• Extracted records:
========================================
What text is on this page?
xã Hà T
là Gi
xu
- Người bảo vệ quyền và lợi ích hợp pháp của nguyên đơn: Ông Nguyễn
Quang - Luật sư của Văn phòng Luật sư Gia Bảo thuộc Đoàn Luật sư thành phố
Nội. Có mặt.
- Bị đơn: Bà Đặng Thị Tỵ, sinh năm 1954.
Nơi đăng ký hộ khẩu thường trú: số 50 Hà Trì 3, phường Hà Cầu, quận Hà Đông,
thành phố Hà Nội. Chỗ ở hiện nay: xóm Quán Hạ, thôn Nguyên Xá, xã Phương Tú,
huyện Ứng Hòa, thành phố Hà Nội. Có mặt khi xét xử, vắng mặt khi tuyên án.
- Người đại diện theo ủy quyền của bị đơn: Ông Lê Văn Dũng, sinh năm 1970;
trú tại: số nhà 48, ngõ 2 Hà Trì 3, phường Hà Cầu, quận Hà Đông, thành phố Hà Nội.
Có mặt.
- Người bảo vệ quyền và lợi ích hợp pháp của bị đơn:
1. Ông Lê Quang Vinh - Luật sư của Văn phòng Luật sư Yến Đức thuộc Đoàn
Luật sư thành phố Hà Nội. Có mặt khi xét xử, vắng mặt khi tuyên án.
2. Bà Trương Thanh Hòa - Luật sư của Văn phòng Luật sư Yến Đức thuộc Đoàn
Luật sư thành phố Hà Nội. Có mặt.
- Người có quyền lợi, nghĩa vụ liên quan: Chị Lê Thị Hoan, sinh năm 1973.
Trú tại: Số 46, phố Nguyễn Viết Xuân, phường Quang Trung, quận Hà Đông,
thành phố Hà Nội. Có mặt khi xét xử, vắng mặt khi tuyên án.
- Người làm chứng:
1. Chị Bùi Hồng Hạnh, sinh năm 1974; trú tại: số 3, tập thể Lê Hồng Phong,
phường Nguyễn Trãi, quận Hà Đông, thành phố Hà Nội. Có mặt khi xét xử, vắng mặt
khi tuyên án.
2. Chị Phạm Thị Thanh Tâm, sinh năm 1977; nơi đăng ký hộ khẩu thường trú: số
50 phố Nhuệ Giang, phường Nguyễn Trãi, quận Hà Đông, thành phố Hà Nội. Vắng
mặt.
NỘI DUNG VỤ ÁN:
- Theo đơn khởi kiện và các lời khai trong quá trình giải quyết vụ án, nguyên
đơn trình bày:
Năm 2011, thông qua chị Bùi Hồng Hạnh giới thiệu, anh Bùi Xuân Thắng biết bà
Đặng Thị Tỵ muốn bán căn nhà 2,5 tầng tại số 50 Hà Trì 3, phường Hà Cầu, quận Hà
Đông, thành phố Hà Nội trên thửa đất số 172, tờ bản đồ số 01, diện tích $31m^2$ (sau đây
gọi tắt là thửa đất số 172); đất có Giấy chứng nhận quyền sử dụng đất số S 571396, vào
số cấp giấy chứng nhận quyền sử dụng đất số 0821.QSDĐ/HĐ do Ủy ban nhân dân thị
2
========================================
• DIRECTIONS FOR THIS TASK: Repeat the listing above without any change.

• EXERCISE RESPONSE:
What text is on this page?
xã Hà T
là Gi
xu
- Người bảo vệ quyền và lợi ích hợp pháp của nguyên đơn: Ông Nguyễn
Quang - Luật sư của Văn phòng Luật sư Gia Bảo thuộc Đoàn Luật sư thành phố
Nội. Có mặt.
- Bị đơn: Bà Đặng Thị Tỵ, sinh năm 1954.
Nơi đăng ký hộ khẩu thường trú: số 50 Hà Trì 3, phường Hà Cầu, quận Hà Đông,
thành phố Hà Nội. Chỗ ở hiện nay: xóm Quán Hạ, thôn Nguyên Xá, xã Phương Tú,
huyện Ứng Hòa, thành phố Hà Nội. Có mặt khi xét xử, vắng mặt khi tuyên án.
- Người đại diện theo ủy quyền của bị đơn: Ông Lê Văn Dũng, sinh năm 1970;
trú tại: số nhà 48, ngõ 2 Hà Trì 3, phường Hà Cầu, quận Hà Đông, thành phố Hà Nội.
Có mặt.
- Người bảo vệ quyền và lợi ích hợp pháp của bị đơn:
1. Ông Lê Quang Vinh - Luật sư của Văn phòng Luật sư Yến Đức thuộc Đoàn
Luật sư thành phố Hà Nội. Có mặt khi xét xử, vắng mặt khi tuyên án.
2. Bà Trương Thanh Hòa - Luật sư của Văn phòng Luật sư Yến Đức thuộc Đoàn
Luật sư thành phố Hà Nội. Có mặt.
- Người có quyền lợi, nghĩa vụ liên quan: Chị Lê Thị Hoan, sinh năm 1973.
Trú tại: Số 46, phố Nguyễn Viết Xuân, phường Quang Trung, quận Hà Đông,
thành phố Hà Nội. Có mặt khi xét xử, vắng mặt khi tuyên án.
- Người làm chứng:
1. Chị Bùi Hồng Hạnh, sinh năm 1974; trú tại: số 3, tập thể Lê Hồng Phong,
phường Nguyễn Trãi, quận Hà Đông, thành phố Hà Nội. Có mặt khi xét xử, vắng mặt
khi tuyên án.
2. Chị Phạm Thị Thanh Tâm, sinh năm 1977; nơi đăng ký hộ khẩu thường trú: số
50 phố Nhuệ Giang, phường Nguyễn Trãi, quận Hà Đông, thành phố Hà Nội. Vắng
mặt.
NỘI DUNG VỤ ÁN:
- Theo đơn khởi kiện và các lời khai trong quá trình giải quyết vụ án, nguyên
đơn trình bày:
Năm 2011, thông qua chị Bùi Hồng Hạnh giới thiệu, anh Bùi Xuân Thắng biết bà
Đặng Thị Tỵ muốn bán căn nhà 2,5 tầng tại số 50 Hà Trì 3, phường Hà Cầu, quận Hà
Đông, thành phố Hà Nội trên thửa đất số 172, tờ bản đồ số 01, diện tích $31m^2$ (sau đây
gọi tắt là thửa đất số 172); đất có Giấy chứng nhận quyền sử dụng đất số S 571396, vào
số cấp giấy chứng nhận quyền sử dụng đất số 0821.QSDĐ/HĐ do Ủy ban nhân dân thị
2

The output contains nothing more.